● **GIVEN ENTRIES**:
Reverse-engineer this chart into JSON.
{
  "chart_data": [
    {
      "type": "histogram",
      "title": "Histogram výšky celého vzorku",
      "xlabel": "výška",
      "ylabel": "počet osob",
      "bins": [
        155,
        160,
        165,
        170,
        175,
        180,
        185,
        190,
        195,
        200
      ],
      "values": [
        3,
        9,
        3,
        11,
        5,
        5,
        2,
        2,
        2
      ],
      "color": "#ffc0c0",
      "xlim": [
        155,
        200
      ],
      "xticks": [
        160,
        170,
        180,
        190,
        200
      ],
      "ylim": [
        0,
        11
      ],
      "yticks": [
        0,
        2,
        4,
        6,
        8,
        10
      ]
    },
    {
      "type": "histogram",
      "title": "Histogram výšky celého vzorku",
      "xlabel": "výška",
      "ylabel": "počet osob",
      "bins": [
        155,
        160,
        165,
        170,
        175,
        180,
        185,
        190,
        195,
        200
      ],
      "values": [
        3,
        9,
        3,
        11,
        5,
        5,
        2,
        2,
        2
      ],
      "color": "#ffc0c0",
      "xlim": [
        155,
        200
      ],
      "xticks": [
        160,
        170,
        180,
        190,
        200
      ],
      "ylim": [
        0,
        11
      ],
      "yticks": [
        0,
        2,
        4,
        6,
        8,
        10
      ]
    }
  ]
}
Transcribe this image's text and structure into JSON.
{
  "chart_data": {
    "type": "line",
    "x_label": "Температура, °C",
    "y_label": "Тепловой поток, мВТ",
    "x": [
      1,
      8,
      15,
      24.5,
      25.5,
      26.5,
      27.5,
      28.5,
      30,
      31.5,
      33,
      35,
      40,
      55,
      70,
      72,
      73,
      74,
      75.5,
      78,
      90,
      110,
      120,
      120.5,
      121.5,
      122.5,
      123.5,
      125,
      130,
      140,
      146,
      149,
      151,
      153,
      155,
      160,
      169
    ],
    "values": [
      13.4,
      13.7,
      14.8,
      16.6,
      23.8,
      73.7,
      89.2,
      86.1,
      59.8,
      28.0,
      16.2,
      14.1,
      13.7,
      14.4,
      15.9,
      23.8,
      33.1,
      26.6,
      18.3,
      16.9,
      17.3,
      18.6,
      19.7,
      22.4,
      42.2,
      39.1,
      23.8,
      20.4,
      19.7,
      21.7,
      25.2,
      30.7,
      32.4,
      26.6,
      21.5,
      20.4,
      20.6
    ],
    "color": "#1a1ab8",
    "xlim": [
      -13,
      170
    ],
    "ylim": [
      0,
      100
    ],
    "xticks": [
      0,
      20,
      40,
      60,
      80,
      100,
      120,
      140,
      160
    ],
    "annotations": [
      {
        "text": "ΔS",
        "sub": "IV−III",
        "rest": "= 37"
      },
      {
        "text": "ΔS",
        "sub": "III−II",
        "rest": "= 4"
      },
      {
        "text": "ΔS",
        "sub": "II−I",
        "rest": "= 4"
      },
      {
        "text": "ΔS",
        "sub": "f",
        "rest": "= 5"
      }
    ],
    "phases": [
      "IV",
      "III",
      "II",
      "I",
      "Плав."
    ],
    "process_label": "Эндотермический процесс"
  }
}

● **THE REQUEST**: Repeat the listing above without any change.

● **REPLY TO THE EXERCISE**:
Reverse-engineer this chart into JSON.
{
  "chart_data": [
    {
      "type": "histogram",
      "title": "Histogram výšky celého vzorku",
      "xlabel": "výška",
      "ylabel": "počet osob",
      "bins": [
        155,
        160,
        165,
        170,
        175,
        180,
        185,
        190,
        195,
        200
      ],
      "values": [
        3,
        9,
        3,
        11,
        5,
        5,
        2,
        2,
        2
      ],
      "color": "#ffc0c0",
      "xlim": [
        155,
        200
      ],
      "xticks": [
        160,
        170,
        180,
        190,
        200
      ],
      "ylim": [
        0,
        11
      ],
      "yticks": [
        0,
        2,
        4,
        6,
        8,
        10
      ]
    },
    {
      "type": "histogram",
      "title": "Histogram výšky celého vzorku",
      "xlabel": "výška",
      "ylabel": "počet osob",
      "bins": [
        155,
        160,
        165,
        170,
        175,
        180,
        185,
        190,
        195,
        200
      ],
      "values": [
        3,
        9,
        3,
        11,
        5,
        5,
        2,
        2,
        2
      ],
      "color": "#ffc0c0",
      "xlim": [
        155,
        200
      ],
      "xticks": [
        160,
        170,
        180,
        190,
        200
      ],
      "ylim": [
        0,
        11
      ],
      "yticks": [
        0,
        2,
        4,
        6,
        8,
        10
      ]
    }
  ]
}
Transcribe this image's text and structure into JSON.
{
  "chart_data": {
    "type": "line",
    "x_label": "Температура, °C",
    "y_label": "Тепловой поток, мВТ",
    "x": [
      1,
      8,
      15,
      24.5,
      25.5,
      26.5,
      27.5,
      28.5,
      30,
      31.5,
      33,
      35,
      40,
      55,
      70,
      72,
      73,
      74,
      75.5,
      78,
      90,
      110,
      120,
      120.5,
      121.5,
      122.5,
      123.5,
      125,
      130,
      140,
      146,
      149,
      151,
      153,
      155,
      160,
      169
    ],
    "values": [
      13.4,
      13.7,
      14.8,
      16.6,
      23.8,
      73.7,
      89.2,
      86.1,
      59.8,
      28.0,
      16.2,
      14.1,
      13.7,
      14.4,
      15.9,
      23.8,
      33.1,
      26.6,
      18.3,
      16.9,
      17.3,
      18.6,
      19.7,
      22.4,
      42.2,
      39.1,
      23.8,
      20.4,
      19.7,
      21.7,
      25.2,
      30.7,
      32.4,
      26.6,
      21.5,
      20.4,
      20.6
    ],
    "color": "#1a1ab8",
    "xlim": [
      -13,
      170
    ],
    "ylim": [
      0,
      100
    ],
    "xticks": [
      0,
      20,
      40,
      60,
      80,
      100,
      120,
      140,
      160
    ],
    "annotations": [
      {
        "text": "ΔS",
        "sub": "IV−III",
        "rest": "= 37"
      },
      {
        "text": "ΔS",
        "sub": "III−II",
        "rest": "= 4"
      },
      {
        "text": "ΔS",
        "sub": "II−I",
        "rest": "= 4"
      },
      {
        "text": "ΔS",
        "sub": "f",
        "rest": "= 5"
      }
    ],
    "phases": [
      "IV",
      "III",
      "II",
      "I",
      "Плав."
    ],
    "process_label": "Эндотермический процесс"
  }
}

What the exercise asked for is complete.